### The records:
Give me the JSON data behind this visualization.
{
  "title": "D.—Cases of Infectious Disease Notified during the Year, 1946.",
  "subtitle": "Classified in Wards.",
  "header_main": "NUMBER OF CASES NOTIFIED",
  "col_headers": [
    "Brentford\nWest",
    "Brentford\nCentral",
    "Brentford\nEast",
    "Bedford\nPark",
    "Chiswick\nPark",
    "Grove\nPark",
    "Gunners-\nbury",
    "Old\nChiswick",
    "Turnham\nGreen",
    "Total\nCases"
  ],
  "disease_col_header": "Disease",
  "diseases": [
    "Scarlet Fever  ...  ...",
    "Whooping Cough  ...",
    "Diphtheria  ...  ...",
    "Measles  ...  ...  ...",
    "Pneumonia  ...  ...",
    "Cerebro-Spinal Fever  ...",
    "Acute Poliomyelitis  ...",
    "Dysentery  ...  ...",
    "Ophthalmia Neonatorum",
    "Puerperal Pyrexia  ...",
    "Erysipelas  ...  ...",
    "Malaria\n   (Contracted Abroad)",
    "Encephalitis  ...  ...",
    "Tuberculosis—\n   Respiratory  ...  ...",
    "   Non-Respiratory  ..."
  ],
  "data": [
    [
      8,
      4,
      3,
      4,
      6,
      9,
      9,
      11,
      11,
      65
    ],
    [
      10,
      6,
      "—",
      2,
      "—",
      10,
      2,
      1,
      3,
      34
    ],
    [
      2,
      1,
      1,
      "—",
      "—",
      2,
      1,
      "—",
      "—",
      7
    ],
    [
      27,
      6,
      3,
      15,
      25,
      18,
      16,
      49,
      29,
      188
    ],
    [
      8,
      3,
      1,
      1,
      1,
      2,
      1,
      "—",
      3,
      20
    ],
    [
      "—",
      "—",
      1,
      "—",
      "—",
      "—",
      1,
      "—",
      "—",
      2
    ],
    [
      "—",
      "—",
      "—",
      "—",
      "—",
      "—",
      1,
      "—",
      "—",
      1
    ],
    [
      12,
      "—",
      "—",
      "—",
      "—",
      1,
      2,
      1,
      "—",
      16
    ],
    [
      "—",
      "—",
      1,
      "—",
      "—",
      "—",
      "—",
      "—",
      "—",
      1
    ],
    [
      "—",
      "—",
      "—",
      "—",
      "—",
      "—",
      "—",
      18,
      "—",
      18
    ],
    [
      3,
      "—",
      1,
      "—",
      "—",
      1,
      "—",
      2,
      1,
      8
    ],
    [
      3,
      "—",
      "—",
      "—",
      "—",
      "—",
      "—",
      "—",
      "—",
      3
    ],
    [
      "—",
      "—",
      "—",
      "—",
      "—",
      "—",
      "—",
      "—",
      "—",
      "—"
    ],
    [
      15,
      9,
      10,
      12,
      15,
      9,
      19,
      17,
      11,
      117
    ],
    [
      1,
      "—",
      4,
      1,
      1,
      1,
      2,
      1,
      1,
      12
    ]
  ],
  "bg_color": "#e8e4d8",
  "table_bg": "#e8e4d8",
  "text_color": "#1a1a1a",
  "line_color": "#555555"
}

### Task goal:
Quote the data above in full, changing nothing.

### Answer below:
Give me the JSON data behind this visualization.
{
  "title": "D.—Cases of Infectious Disease Notified during the Year, 1946.",
  "subtitle": "Classified in Wards.",
  "header_main": "NUMBER OF CASES NOTIFIED",
  "col_headers": [
    "Brentford\nWest",
    "Brentford\nCentral",
    "Brentford\nEast",
    "Bedford\nPark",
    "Chiswick\nPark",
    "Grove\nPark",
    "Gunners-\nbury",
    "Old\nChiswick",
    "Turnham\nGreen",
    "Total\nCases"
  ],
  "disease_col_header": "Disease",
  "diseases": [
    "Scarlet Fever  ...  ...",
    "Whooping Cough  ...",
    "Diphtheria  ...  ...",
    "Measles  ...  ...  ...",
    "Pneumonia  ...  ...",
    "Cerebro-Spinal Fever  ...",
    "Acute Poliomyelitis  ...",
    "Dysentery  ...  ...",
    "Ophthalmia Neonatorum",
    "Puerperal Pyrexia  ...",
    "Erysipelas  ...  ...",
    "Malaria\n   (Contracted Abroad)",
    "Encephalitis  ...  ...",
    "Tuberculosis—\n   Respiratory  ...  ...",
    "   Non-Respiratory  ..."
  ],
  "data": [
    [
      8,
      4,
      3,
      4,
      6,
      9,
      9,
      11,
      11,
      65
    ],
    [
      10,
      6,
      "—",
      2,
      "—",
      10,
      2,
      1,
      3,
      34
    ],
    [
      2,
      1,
      1,
      "—",
      "—",
      2,
      1,
      "—",
      "—",
      7
    ],
    [
      27,
      6,
      3,
      15,
      25,
      18,
      16,
      49,
      29,
      188
    ],
    [
      8,
      3,
      1,
      1,
      1,
      2,
      1,
      "—",
      3,
      20
    ],
    [
      "—",
      "—",
      1,
      "—",
      "—",
      "—",
      1,
      "—",
      "—",
      2
    ],
    [
      "—",
      "—",
      "—",
      "—",
      "—",
      "—",
      1,
      "—",
      "—",
      1
    ],
    [
      12,
      "—",
      "—",
      "—",
      "—",
      1,
      2,
      1,
      "—",
      16
    ],
    [
      "—",
      "—",
      1,
      "—",
      "—",
      "—",
      "—",
      "—",
      "—",
      1
    ],
    [
      "—",
      "—",
      "—",
      "—",
      "—",
      "—",
      "—",
      18,
      "—",
      18
    ],
    [
      3,
      "—",
      1,
      "—",
      "—",
      1,
      "—",
      2,
      1,
      8
    ],
    [
      3,
      "—",
      "—",
      "—",
      "—",
      "—",
      "—",
      "—",
      "—",
      3
    ],
    [
      "—",
      "—",
      "—",
      "—",
      "—",
      "—",
      "—",
      "—",
      "—",
      "—"
    ],
    [
      15,
      9,
      10,
      12,
      15,
      9,
      19,
      17,
      11,
      117
    ],
    [
      1,
      "—",
      4,
      1,
      1,
      1,
      2,
      1,
      1,
      12
    ]
  ],
  "bg_color": "#e8e4d8",
  "table_bg": "#e8e4d8",
  "text_color": "#1a1a1a",
  "line_color": "#555555"
}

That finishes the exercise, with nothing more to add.